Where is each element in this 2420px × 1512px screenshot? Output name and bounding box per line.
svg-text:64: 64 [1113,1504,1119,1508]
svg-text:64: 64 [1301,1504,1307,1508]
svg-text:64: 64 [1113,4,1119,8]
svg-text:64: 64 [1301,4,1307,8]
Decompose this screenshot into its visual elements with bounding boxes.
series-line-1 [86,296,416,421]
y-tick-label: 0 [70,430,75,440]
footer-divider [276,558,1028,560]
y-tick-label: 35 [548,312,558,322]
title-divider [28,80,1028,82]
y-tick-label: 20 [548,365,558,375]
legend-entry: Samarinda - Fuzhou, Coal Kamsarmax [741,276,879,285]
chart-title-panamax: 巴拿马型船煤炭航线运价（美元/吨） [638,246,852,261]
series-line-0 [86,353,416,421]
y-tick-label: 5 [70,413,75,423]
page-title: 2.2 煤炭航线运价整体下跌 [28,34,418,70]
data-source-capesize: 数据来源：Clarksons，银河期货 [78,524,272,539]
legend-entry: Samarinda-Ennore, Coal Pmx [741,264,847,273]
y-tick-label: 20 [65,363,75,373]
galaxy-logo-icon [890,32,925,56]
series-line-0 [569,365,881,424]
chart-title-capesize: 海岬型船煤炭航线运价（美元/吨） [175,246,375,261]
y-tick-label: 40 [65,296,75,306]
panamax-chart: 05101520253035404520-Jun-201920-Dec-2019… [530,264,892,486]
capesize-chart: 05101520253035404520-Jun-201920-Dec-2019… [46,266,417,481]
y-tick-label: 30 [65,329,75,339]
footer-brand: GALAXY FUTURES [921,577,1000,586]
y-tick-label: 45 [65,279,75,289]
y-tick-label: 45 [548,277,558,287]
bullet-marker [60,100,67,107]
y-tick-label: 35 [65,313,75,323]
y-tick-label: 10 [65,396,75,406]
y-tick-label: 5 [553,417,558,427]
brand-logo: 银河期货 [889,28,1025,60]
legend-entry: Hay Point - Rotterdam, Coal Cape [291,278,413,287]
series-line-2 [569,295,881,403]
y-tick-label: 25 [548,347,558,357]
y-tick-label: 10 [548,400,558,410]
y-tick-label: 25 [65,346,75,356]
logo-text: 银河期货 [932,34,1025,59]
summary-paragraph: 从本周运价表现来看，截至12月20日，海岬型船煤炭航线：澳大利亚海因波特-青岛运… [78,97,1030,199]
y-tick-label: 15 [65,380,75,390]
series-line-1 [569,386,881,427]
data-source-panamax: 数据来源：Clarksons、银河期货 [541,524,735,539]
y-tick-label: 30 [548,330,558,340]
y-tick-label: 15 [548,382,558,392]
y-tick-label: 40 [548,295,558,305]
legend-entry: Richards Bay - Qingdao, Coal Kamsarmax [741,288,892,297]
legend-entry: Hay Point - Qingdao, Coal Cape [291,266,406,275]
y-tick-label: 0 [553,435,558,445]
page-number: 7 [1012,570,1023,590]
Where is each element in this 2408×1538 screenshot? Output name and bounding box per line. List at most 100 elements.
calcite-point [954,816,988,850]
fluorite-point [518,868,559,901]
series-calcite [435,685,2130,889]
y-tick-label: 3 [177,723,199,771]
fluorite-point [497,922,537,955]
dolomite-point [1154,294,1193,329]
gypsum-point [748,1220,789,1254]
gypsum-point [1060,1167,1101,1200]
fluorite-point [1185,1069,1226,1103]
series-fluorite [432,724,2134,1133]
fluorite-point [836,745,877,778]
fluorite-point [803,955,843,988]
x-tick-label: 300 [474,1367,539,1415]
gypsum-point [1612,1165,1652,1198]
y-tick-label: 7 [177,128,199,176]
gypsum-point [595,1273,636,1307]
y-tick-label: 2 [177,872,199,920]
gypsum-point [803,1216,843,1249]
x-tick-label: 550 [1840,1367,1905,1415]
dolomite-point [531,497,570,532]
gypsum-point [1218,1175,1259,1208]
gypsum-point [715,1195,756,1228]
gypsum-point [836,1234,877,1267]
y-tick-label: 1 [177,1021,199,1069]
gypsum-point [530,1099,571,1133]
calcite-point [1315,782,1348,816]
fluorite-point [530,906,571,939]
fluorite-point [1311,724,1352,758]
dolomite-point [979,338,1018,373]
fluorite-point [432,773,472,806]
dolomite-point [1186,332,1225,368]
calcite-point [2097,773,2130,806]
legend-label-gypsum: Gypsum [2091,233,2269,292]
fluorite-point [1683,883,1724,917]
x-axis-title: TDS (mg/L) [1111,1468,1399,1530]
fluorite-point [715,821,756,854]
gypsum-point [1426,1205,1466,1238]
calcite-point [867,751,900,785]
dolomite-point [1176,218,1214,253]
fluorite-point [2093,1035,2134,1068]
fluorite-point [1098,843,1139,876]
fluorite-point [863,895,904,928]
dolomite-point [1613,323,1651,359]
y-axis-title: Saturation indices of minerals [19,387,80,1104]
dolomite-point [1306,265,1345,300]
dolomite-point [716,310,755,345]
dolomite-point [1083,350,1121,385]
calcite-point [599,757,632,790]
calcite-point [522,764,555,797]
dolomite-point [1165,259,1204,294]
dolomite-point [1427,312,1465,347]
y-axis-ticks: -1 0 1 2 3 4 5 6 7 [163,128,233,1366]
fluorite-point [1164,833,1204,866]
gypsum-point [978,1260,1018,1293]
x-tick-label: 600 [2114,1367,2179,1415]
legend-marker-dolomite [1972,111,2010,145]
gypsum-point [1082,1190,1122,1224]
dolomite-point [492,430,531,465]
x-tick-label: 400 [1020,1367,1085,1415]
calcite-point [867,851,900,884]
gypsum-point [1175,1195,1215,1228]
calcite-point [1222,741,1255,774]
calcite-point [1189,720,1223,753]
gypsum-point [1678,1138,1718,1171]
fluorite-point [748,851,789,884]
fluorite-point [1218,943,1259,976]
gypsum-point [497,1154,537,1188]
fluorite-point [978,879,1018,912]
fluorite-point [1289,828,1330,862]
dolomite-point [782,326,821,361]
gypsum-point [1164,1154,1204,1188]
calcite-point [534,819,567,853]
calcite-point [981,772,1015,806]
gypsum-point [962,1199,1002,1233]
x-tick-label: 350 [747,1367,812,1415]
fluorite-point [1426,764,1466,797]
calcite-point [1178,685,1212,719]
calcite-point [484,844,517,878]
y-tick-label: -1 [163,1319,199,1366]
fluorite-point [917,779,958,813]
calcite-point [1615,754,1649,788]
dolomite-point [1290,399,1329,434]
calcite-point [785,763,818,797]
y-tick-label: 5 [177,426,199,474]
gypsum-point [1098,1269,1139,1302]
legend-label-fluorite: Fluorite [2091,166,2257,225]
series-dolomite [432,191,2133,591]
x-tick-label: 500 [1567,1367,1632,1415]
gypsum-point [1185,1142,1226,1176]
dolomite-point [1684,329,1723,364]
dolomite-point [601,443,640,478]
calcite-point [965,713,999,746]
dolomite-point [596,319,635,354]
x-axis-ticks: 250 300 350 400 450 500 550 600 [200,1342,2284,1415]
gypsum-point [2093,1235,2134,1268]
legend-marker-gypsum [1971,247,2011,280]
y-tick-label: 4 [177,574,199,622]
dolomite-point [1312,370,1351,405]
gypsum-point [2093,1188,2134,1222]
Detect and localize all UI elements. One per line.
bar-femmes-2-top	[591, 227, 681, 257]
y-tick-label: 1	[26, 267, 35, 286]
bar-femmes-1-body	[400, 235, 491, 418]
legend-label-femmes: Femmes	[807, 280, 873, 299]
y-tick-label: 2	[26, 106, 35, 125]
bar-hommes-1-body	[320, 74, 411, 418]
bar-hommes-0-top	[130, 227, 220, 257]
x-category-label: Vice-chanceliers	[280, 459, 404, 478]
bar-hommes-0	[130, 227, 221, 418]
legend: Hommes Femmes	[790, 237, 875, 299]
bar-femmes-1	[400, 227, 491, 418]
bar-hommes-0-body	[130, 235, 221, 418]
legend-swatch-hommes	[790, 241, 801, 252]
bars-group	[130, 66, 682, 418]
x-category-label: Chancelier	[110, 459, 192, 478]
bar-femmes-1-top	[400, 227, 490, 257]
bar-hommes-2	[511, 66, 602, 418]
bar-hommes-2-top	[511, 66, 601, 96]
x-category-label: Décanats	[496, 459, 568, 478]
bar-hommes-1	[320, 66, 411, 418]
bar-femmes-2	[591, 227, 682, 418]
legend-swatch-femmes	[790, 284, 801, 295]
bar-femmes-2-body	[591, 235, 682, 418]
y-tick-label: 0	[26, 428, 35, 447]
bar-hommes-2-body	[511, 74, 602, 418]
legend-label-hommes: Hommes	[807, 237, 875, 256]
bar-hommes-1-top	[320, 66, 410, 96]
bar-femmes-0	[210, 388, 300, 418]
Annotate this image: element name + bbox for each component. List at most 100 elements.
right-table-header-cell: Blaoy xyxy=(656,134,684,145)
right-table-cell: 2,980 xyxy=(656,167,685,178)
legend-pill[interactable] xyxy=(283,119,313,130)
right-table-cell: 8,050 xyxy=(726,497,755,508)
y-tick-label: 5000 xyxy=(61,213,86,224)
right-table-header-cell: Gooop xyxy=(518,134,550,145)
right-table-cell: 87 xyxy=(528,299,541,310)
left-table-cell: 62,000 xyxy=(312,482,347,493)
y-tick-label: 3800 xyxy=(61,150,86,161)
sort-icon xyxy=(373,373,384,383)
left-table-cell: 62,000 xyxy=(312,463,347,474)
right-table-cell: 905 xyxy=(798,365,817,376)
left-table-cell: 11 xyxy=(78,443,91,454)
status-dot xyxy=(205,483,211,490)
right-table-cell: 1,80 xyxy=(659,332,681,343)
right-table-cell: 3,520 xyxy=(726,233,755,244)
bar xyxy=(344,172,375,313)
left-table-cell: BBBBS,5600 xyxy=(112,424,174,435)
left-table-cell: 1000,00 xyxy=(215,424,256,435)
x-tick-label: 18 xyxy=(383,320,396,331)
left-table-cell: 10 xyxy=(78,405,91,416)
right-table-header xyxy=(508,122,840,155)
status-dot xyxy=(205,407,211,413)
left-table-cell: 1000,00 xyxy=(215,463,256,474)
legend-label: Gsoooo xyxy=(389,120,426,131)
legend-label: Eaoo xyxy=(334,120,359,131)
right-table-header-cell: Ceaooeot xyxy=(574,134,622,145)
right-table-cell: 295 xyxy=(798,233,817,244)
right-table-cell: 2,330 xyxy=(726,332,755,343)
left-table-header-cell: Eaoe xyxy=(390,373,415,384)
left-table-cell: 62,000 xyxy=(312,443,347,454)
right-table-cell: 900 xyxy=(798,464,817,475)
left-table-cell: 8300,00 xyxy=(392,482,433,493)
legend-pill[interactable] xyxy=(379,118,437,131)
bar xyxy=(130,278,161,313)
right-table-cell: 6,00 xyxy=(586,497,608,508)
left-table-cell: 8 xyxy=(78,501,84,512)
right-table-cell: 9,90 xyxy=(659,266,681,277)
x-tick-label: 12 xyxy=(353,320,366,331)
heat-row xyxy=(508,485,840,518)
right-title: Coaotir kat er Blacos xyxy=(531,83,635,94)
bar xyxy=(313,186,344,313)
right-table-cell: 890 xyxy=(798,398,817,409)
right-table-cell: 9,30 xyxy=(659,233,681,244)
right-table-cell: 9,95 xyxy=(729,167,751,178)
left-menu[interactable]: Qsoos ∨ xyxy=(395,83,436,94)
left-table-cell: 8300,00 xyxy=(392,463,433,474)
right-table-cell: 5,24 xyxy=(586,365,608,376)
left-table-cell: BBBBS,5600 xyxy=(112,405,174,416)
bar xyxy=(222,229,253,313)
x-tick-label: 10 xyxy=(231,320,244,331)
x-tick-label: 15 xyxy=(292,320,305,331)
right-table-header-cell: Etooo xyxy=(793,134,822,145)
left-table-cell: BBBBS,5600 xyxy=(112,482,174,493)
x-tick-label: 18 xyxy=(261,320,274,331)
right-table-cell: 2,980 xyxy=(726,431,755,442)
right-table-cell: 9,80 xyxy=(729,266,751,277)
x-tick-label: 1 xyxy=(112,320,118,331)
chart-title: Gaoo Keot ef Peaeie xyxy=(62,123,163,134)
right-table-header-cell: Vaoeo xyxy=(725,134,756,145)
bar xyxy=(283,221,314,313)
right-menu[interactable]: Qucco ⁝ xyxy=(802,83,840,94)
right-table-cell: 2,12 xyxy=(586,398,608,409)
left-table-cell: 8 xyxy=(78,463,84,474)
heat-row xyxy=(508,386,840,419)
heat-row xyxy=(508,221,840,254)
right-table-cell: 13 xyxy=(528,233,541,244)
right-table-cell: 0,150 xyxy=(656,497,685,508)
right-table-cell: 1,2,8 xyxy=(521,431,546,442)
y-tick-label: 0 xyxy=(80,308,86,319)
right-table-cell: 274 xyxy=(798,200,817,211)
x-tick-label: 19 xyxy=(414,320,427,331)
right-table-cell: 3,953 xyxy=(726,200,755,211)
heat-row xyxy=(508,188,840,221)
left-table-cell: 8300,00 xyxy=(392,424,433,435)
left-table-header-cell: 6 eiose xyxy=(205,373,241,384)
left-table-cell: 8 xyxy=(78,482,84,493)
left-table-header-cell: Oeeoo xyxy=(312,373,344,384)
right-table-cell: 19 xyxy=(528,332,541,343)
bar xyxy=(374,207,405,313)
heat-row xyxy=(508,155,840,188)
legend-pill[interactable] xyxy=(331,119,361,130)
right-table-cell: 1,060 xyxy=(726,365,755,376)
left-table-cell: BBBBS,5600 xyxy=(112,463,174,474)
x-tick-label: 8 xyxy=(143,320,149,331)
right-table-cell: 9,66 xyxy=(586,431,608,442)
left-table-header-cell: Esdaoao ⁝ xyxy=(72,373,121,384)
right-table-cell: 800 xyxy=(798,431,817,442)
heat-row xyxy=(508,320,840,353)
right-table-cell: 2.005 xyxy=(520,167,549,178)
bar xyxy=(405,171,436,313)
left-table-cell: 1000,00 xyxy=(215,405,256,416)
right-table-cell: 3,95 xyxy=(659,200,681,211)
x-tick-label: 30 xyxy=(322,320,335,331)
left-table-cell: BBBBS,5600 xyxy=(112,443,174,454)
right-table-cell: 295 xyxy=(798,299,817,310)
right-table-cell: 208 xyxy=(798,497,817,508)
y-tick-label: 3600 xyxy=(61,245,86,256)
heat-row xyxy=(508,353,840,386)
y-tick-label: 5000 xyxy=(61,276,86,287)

● **REQUIREMENTS**
Convert the records, from their first line through the line containing "data-source-panamax: 数据来源：Clarksons、银河期货 [541,524,735,539]", into a JSON list of strings with one string per line. Leave out blank lines.

● **WRITTEN REPLY**
[
  "Where is each element in this 2420px × 1512px screenshot? Output name and bounding box per line.",
  "svg-text:64: 64 [1113,1504,1119,1508]",
  "svg-text:64: 64 [1301,1504,1307,1508]",
  "svg-text:64: 64 [1113,4,1119,8]",
  "svg-text:64: 64 [1301,4,1307,8]",
  "Decompose this screenshot into its visual elements with bounding boxes.",
  "series-line-1 [86,296,416,421]",
  "y-tick-label: 0 [70,430,75,440]",
  "footer-divider [276,558,1028,560]",
  "y-tick-label: 35 [548,312,558,322]",
  "title-divider [28,80,1028,82]",
  "y-tick-label: 20 [548,365,558,375]",
  "legend-entry: Samarinda - Fuzhou, Coal Kamsarmax [741,276,879,285]",
  "chart-title-panamax: 巴拿马型船煤炭航线运价（美元/吨） [638,246,852,261]",
  "series-line-0 [86,353,416,421]",
  "y-tick-label: 5 [70,413,75,423]",
  "page-title: 2.2 煤炭航线运价整体下跌 [28,34,418,70]",
  "data-source-capesize: 数据来源：Clarksons，银河期货 [78,524,272,539]",
  "legend-entry: Samarinda-Ennore, Coal Pmx [741,264,847,273]",
  "y-tick-label: 20 [65,363,75,373]",
  "galaxy-logo-icon [890,32,925,56]",
  "series-line-0 [569,365,881,424]",
  "chart-title-capesize: 海岬型船煤炭航线运价（美元/吨） [175,246,375,261]",
  "y-tick-label: 40 [65,296,75,306]",
  "panamax-chart: 05101520253035404520-Jun-201920-Dec-2019… [530,264,892,486]",
  "capesize-chart: 05101520253035404520-Jun-201920-Dec-2019… [46,266,417,481]",
  "y-tick-label: 30 [65,329,75,339]",
  "footer-brand: GALAXY FUTURES [921,577,1000,586]",
  "y-tick-label: 45 [65,279,75,289]",
  "y-tick-label: 45 [548,277,558,287]",
  "bullet-marker [60,100,67,107]",
  "y-tick-label: 35 [65,313,75,323]",
  "y-tick-label: 10 [65,396,75,406]",
  "y-tick-label: 5 [553,417,558,427]",
  "brand-logo: 银河期货 [889,28,1025,60]",
  "legend-entry: Hay Point - Rotterdam, Coal Cape [291,278,413,287]",
  "series-line-2 [569,295,881,403]",
  "y-tick-label: 25 [548,347,558,357]",
  "y-tick-label: 10 [548,400,558,410]",
  "y-tick-label: 25 [65,346,75,356]",
  "logo-text: 银河期货 [932,34,1025,59]",
  "summary-paragraph: 从本周运价表现来看，截至12月20日，海岬型船煤炭航线：澳大利亚海因波特-青岛运… [78,97,1030,199]",
  "y-tick-label: 15 [65,380,75,390]",
  "series-line-1 [569,386,881,427]",
  "data-source-panamax: 数据来源：Clarksons、银河期货 [541,524,735,539]"
]